## Work instructions
Write out every entry word for word.

___ The records ___

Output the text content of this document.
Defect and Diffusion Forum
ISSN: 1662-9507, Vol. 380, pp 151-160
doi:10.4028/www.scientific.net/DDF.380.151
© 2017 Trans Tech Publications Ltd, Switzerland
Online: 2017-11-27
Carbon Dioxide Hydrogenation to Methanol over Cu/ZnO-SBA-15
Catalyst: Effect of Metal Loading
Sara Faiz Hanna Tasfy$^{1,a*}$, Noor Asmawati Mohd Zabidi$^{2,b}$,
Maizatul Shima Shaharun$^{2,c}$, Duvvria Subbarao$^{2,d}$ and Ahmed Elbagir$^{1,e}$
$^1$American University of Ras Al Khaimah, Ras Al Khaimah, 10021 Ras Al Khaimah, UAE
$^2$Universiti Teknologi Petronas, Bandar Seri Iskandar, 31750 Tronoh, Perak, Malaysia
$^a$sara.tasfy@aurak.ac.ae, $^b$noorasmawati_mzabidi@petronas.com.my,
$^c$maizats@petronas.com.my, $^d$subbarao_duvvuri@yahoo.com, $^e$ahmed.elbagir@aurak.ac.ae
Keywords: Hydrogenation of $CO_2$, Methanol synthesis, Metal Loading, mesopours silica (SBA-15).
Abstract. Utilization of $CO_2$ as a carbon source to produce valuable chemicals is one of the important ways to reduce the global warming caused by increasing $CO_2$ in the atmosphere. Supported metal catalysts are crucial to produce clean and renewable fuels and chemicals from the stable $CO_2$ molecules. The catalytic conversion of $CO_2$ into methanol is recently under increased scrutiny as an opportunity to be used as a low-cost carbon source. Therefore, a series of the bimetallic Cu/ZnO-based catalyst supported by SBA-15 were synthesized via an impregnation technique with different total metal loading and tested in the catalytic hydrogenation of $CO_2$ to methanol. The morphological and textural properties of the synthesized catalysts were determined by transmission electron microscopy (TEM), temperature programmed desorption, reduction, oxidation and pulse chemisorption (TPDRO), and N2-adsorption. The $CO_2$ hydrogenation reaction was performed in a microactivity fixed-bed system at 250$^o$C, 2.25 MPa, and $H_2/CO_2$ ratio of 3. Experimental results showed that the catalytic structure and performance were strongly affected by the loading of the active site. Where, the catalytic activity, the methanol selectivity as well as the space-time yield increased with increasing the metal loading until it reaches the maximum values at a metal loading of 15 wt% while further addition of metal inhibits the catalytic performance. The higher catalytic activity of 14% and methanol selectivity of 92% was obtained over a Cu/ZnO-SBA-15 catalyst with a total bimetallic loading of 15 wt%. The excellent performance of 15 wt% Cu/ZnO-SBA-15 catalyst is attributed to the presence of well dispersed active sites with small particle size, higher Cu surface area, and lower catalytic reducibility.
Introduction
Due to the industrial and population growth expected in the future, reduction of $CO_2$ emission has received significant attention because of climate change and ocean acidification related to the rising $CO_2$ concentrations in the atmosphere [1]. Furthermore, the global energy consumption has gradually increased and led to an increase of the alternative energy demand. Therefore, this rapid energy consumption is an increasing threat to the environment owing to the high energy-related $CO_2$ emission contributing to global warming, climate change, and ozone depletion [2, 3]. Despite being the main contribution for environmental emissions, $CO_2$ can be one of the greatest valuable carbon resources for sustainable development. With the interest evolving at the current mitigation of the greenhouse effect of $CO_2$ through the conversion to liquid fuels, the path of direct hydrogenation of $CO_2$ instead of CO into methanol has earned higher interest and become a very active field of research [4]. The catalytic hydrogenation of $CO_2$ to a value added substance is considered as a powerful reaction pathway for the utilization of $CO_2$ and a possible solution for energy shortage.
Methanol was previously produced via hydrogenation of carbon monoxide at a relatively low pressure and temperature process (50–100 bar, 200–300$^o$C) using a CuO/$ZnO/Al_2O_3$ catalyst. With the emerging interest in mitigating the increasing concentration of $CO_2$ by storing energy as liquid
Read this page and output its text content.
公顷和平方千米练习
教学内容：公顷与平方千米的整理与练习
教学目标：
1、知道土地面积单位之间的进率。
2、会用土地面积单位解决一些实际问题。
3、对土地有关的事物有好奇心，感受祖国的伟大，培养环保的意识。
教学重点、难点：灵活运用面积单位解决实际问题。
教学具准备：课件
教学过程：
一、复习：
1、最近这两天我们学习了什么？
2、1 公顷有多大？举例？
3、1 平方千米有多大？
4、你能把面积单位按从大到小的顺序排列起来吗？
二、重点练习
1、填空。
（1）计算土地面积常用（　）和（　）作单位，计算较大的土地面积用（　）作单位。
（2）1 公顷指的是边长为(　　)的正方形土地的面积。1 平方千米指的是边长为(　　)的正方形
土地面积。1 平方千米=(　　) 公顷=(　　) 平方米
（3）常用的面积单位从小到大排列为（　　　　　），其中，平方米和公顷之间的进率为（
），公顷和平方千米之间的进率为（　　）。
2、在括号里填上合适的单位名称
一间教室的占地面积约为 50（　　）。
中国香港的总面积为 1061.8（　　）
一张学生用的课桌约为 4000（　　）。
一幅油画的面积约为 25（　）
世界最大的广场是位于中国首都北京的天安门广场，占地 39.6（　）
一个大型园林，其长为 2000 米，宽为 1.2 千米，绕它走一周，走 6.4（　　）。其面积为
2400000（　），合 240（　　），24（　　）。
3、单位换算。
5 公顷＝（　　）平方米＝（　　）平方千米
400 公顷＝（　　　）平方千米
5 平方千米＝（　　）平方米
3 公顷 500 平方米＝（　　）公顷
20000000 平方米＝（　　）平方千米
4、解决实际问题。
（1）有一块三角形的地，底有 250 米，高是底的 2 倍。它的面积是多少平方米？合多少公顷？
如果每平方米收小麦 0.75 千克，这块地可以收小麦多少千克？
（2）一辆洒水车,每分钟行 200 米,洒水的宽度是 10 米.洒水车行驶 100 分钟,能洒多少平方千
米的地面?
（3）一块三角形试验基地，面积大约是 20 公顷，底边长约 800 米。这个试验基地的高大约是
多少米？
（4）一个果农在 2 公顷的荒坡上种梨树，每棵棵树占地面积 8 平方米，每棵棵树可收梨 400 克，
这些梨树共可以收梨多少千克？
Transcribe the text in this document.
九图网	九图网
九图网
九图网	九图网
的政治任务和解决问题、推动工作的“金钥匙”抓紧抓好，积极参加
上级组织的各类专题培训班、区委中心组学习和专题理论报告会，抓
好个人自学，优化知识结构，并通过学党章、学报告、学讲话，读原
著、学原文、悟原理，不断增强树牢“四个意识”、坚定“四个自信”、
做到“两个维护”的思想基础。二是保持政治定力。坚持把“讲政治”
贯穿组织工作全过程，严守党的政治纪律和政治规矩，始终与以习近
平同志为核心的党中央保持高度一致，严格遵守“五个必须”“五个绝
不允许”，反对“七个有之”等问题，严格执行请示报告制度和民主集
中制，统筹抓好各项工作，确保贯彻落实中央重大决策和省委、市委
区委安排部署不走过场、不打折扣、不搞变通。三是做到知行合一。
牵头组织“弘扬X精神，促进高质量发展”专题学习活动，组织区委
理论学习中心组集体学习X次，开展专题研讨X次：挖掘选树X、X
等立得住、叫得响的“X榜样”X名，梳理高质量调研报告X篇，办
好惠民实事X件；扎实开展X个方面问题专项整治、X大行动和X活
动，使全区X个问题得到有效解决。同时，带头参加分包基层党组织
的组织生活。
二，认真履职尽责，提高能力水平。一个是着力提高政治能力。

___

## Solution to the exercise
Output the text content of this document.
Defect and Diffusion Forum
ISSN: 1662-9507, Vol. 380, pp 151-160
doi:10.4028/www.scientific.net/DDF.380.151
© 2017 Trans Tech Publications Ltd, Switzerland
Online: 2017-11-27
Carbon Dioxide Hydrogenation to Methanol over Cu/ZnO-SBA-15
Catalyst: Effect of Metal Loading
Sara Faiz Hanna Tasfy$^{1,a*}$, Noor Asmawati Mohd Zabidi$^{2,b}$,
Maizatul Shima Shaharun$^{2,c}$, Duvvria Subbarao$^{2,d}$ and Ahmed Elbagir$^{1,e}$
$^1$American University of Ras Al Khaimah, Ras Al Khaimah, 10021 Ras Al Khaimah, UAE
$^2$Universiti Teknologi Petronas, Bandar Seri Iskandar, 31750 Tronoh, Perak, Malaysia
$^a$sara.tasfy@aurak.ac.ae, $^b$noorasmawati_mzabidi@petronas.com.my,
$^c$maizats@petronas.com.my, $^d$subbarao_duvvuri@yahoo.com, $^e$ahmed.elbagir@aurak.ac.ae
Keywords: Hydrogenation of $CO_2$, Methanol synthesis, Metal Loading, mesopours silica (SBA-15).
Abstract. Utilization of $CO_2$ as a carbon source to produce valuable chemicals is one of the important ways to reduce the global warming caused by increasing $CO_2$ in the atmosphere. Supported metal catalysts are crucial to produce clean and renewable fuels and chemicals from the stable $CO_2$ molecules. The catalytic conversion of $CO_2$ into methanol is recently under increased scrutiny as an opportunity to be used as a low-cost carbon source. Therefore, a series of the bimetallic Cu/ZnO-based catalyst supported by SBA-15 were synthesized via an impregnation technique with different total metal loading and tested in the catalytic hydrogenation of $CO_2$ to methanol. The morphological and textural properties of the synthesized catalysts were determined by transmission electron microscopy (TEM), temperature programmed desorption, reduction, oxidation and pulse chemisorption (TPDRO), and N2-adsorption. The $CO_2$ hydrogenation reaction was performed in a microactivity fixed-bed system at 250$^o$C, 2.25 MPa, and $H_2/CO_2$ ratio of 3. Experimental results showed that the catalytic structure and performance were strongly affected by the loading of the active site. Where, the catalytic activity, the methanol selectivity as well as the space-time yield increased with increasing the metal loading until it reaches the maximum values at a metal loading of 15 wt% while further addition of metal inhibits the catalytic performance. The higher catalytic activity of 14% and methanol selectivity of 92% was obtained over a Cu/ZnO-SBA-15 catalyst with a total bimetallic loading of 15 wt%. The excellent performance of 15 wt% Cu/ZnO-SBA-15 catalyst is attributed to the presence of well dispersed active sites with small particle size, higher Cu surface area, and lower catalytic reducibility.
Introduction
Due to the industrial and population growth expected in the future, reduction of $CO_2$ emission has received significant attention because of climate change and ocean acidification related to the rising $CO_2$ concentrations in the atmosphere [1]. Furthermore, the global energy consumption has gradually increased and led to an increase of the alternative energy demand. Therefore, this rapid energy consumption is an increasing threat to the environment owing to the high energy-related $CO_2$ emission contributing to global warming, climate change, and ozone depletion [2, 3]. Despite being the main contribution for environmental emissions, $CO_2$ can be one of the greatest valuable carbon resources for sustainable development. With the interest evolving at the current mitigation of the greenhouse effect of $CO_2$ through the conversion to liquid fuels, the path of direct hydrogenation of $CO_2$ instead of CO into methanol has earned higher interest and become a very active field of research [4]. The catalytic hydrogenation of $CO_2$ to a value added substance is considered as a powerful reaction pathway for the utilization of $CO_2$ and a possible solution for energy shortage.
Methanol was previously produced via hydrogenation of carbon monoxide at a relatively low pressure and temperature process (50–100 bar, 200–300$^o$C) using a CuO/$ZnO/Al_2O_3$ catalyst. With the emerging interest in mitigating the increasing concentration of $CO_2$ by storing energy as liquid
Read this page and output its text content.
公顷和平方千米练习
教学内容：公顷与平方千米的整理与练习
教学目标：
1、知道土地面积单位之间的进率。
2、会用土地面积单位解决一些实际问题。
3、对土地有关的事物有好奇心，感受祖国的伟大，培养环保的意识。
教学重点、难点：灵活运用面积单位解决实际问题。
教学具准备：课件
教学过程：
一、复习：
1、最近这两天我们学习了什么？
2、1 公顷有多大？举例？
3、1 平方千米有多大？
4、你能把面积单位按从大到小的顺序排列起来吗？
二、重点练习
1、填空。
（1）计算土地面积常用（　）和（　）作单位，计算较大的土地面积用（　）作单位。
（2）1 公顷指的是边长为(　　)的正方形土地的面积。1 平方千米指的是边长为(　　)的正方形
土地面积。1 平方千米=(　　) 公顷=(　　) 平方米
（3）常用的面积单位从小到大排列为（　　　　　），其中，平方米和公顷之间的进率为（
），公顷和平方千米之间的进率为（　　）。
2、在括号里填上合适的单位名称
一间教室的占地面积约为 50（　　）。
中国香港的总面积为 1061.8（　　）
一张学生用的课桌约为 4000（　　）。
一幅油画的面积约为 25（　）
世界最大的广场是位于中国首都北京的天安门广场，占地 39.6（　）
一个大型园林，其长为 2000 米，宽为 1.2 千米，绕它走一周，走 6.4（　　）。其面积为
2400000（　），合 240（　　），24（　　）。
3、单位换算。
5 公顷＝（　　）平方米＝（　　）平方千米
400 公顷＝（　　　）平方千米
5 平方千米＝（　　）平方米
3 公顷 500 平方米＝（　　）公顷
20000000 平方米＝（　　）平方千米
4、解决实际问题。
（1）有一块三角形的地，底有 250 米，高是底的 2 倍。它的面积是多少平方米？合多少公顷？
如果每平方米收小麦 0.75 千克，这块地可以收小麦多少千克？
（2）一辆洒水车,每分钟行 200 米,洒水的宽度是 10 米.洒水车行驶 100 分钟,能洒多少平方千
米的地面?
（3）一块三角形试验基地，面积大约是 20 公顷，底边长约 800 米。这个试验基地的高大约是
多少米？
（4）一个果农在 2 公顷的荒坡上种梨树，每棵棵树占地面积 8 平方米，每棵棵树可收梨 400 克，
这些梨树共可以收梨多少千克？
Transcribe the text in this document.
九图网	九图网
九图网
九图网	九图网
的政治任务和解决问题、推动工作的“金钥匙”抓紧抓好，积极参加
上级组织的各类专题培训班、区委中心组学习和专题理论报告会，抓
好个人自学，优化知识结构，并通过学党章、学报告、学讲话，读原
著、学原文、悟原理，不断增强树牢“四个意识”、坚定“四个自信”、
做到“两个维护”的思想基础。二是保持政治定力。坚持把“讲政治”
贯穿组织工作全过程，严守党的政治纪律和政治规矩，始终与以习近
平同志为核心的党中央保持高度一致，严格遵守“五个必须”“五个绝
不允许”，反对“七个有之”等问题，严格执行请示报告制度和民主集
中制，统筹抓好各项工作，确保贯彻落实中央重大决策和省委、市委
区委安排部署不走过场、不打折扣、不搞变通。三是做到知行合一。
牵头组织“弘扬X精神，促进高质量发展”专题学习活动，组织区委
理论学习中心组集体学习X次，开展专题研讨X次：挖掘选树X、X
等立得住、叫得响的“X榜样”X名，梳理高质量调研报告X篇，办
好惠民实事X件；扎实开展X个方面问题专项整治、X大行动和X活
动，使全区X个问题得到有效解决。同时，带头参加分包基层党组织
的组织生活。
二，认真履职尽责，提高能力水平。一个是着力提高政治能力。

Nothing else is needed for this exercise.